REQUIRED TASK -> Set down each entry exactly as given; pictures should not appear in the copy.

RECORD EXTRACTS ->
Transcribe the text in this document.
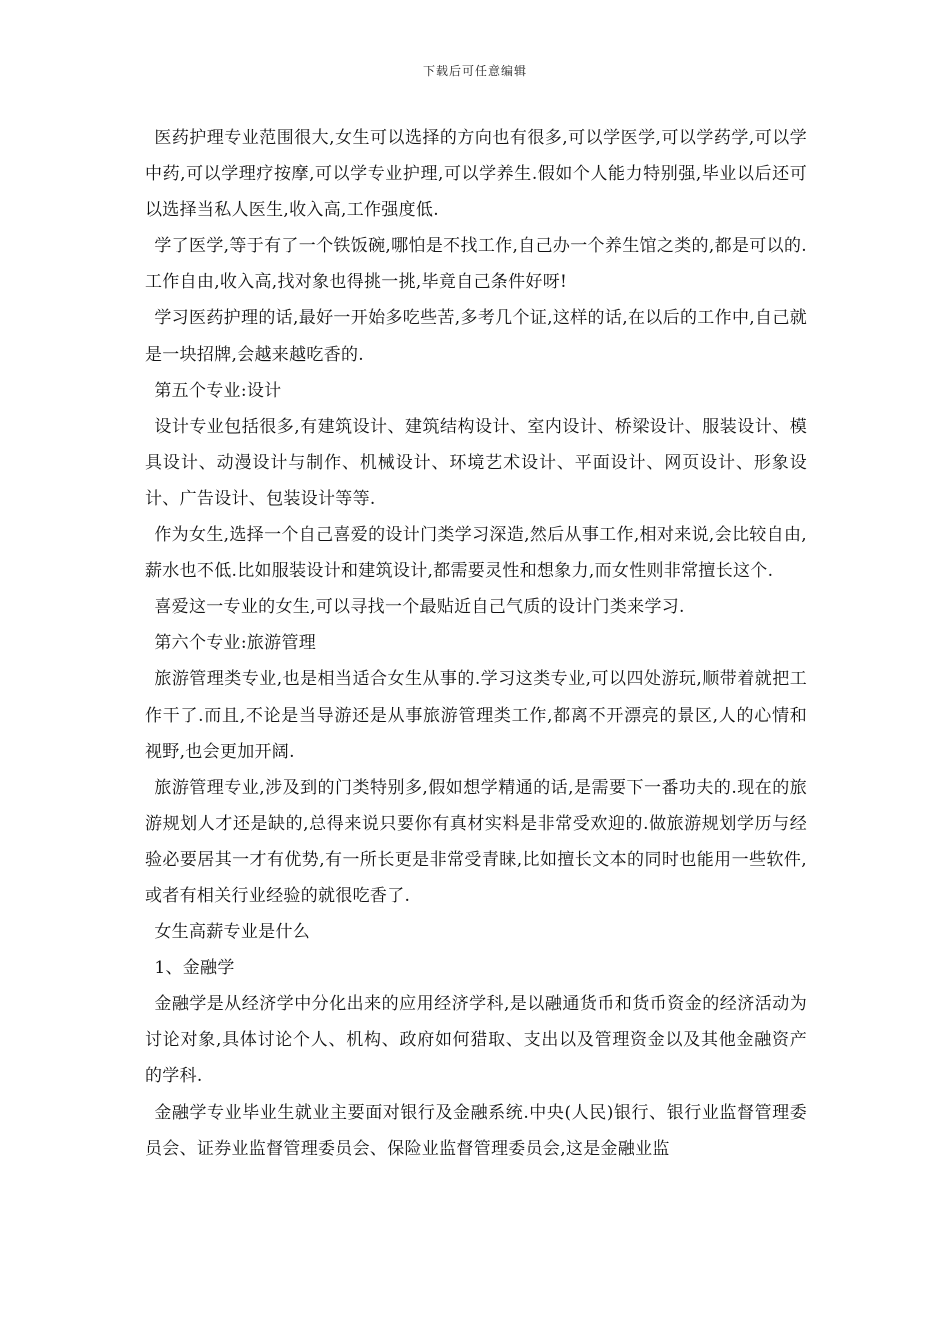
下载后可任意编辑

医药护理专业范围很大,女生可以选择的方向也有很多,可以学医学,可以学药学,可以学中药,可以学理疗按摩,可以学专业护理,可以学养生.假如个人能力特别强,毕业以后还可以选择当私人医生,收入高,工作强度低.

学了医学,等于有了一个铁饭碗,哪怕是不找工作,自己办一个养生馆之类的,都是可以的.工作自由,收入高,找对象也得挑一挑,毕竟自己条件好呀!

学习医药护理的话,最好一开始多吃些苦,多考几个证,这样的话,在以后的工作中,自己就是一块招牌,会越来越吃香的.

第五个专业:设计

设计专业包括很多,有建筑设计、建筑结构设计、室内设计、桥梁设计、服装设计、模具设计、动漫设计与制作、机械设计、环境艺术设计、平面设计、网页设计、形象设计、广告设计、包装设计等等.

作为女生,选择一个自己喜爱的设计门类学习深造,然后从事工作,相对来说,会比较自由,薪水也不低.比如服装设计和建筑设计,都需要灵性和想象力,而女性则非常擅长这个.

喜爱这一专业的女生,可以寻找一个最贴近自己气质的设计门类来学习.

第六个专业:旅游管理

旅游管理类专业,也是相当适合女生从事的.学习这类专业,可以四处游玩,顺带着就把工作干了.而且,不论是当导游还是从事旅游管理类工作,都离不开漂亮的景区,人的心情和视野,也会更加开阔.

旅游管理专业,涉及到的门类特别多,假如想学精通的话,是需要下一番功夫的.现在的旅游规划人才还是缺的,总得来说只要你有真材实料是非常受欢迎的.做旅游规划学历与经验必要居其一才有优势,有一所长更是非常受青睐,比如擅长文本的同时也能用一些软件,或者有相关行业经验的就很吃香了.

女生高薪专业是什么

1、金融学

金融学是从经济学中分化出来的应用经济学科,是以融通货币和货币资金的经济活动为讨论对象,具体讨论个人、机构、政府如何猎取、支出以及管理资金以及其他金融资产的学科.

金融学专业毕业生就业主要面对银行及金融系统.中央(人民)银行、银行业监督管理委员会、证券业监督管理委员会、保险业监督管理委员会,这是金融业监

ANSWER TO THIS TASK ->
Transcribe the text in this document.
下载后可任意编辑

医药护理专业范围很大,女生可以选择的方向也有很多,可以学医学,可以学药学,可以学中药,可以学理疗按摩,可以学专业护理,可以学养生.假如个人能力特别强,毕业以后还可以选择当私人医生,收入高,工作强度低.

学了医学,等于有了一个铁饭碗,哪怕是不找工作,自己办一个养生馆之类的,都是可以的.工作自由,收入高,找对象也得挑一挑,毕竟自己条件好呀!

学习医药护理的话,最好一开始多吃些苦,多考几个证,这样的话,在以后的工作中,自己就是一块招牌,会越来越吃香的.

第五个专业:设计

设计专业包括很多,有建筑设计、建筑结构设计、室内设计、桥梁设计、服装设计、模具设计、动漫设计与制作、机械设计、环境艺术设计、平面设计、网页设计、形象设计、广告设计、包装设计等等.

作为女生,选择一个自己喜爱的设计门类学习深造,然后从事工作,相对来说,会比较自由,薪水也不低.比如服装设计和建筑设计,都需要灵性和想象力,而女性则非常擅长这个.

喜爱这一专业的女生,可以寻找一个最贴近自己气质的设计门类来学习.

第六个专业:旅游管理

旅游管理类专业,也是相当适合女生从事的.学习这类专业,可以四处游玩,顺带着就把工作干了.而且,不论是当导游还是从事旅游管理类工作,都离不开漂亮的景区,人的心情和视野,也会更加开阔.

旅游管理专业,涉及到的门类特别多,假如想学精通的话,是需要下一番功夫的.现在的旅游规划人才还是缺的,总得来说只要你有真材实料是非常受欢迎的.做旅游规划学历与经验必要居其一才有优势,有一所长更是非常受青睐,比如擅长文本的同时也能用一些软件,或者有相关行业经验的就很吃香了.

女生高薪专业是什么

1、金融学

金融学是从经济学中分化出来的应用经济学科,是以融通货币和货币资金的经济活动为讨论对象,具体讨论个人、机构、政府如何猎取、支出以及管理资金以及其他金融资产的学科.

金融学专业毕业生就业主要面对银行及金融系统.中央(人民)银行、银行业监督管理委员会、证券业监督管理委员会、保险业监督管理委员会,这是金融业监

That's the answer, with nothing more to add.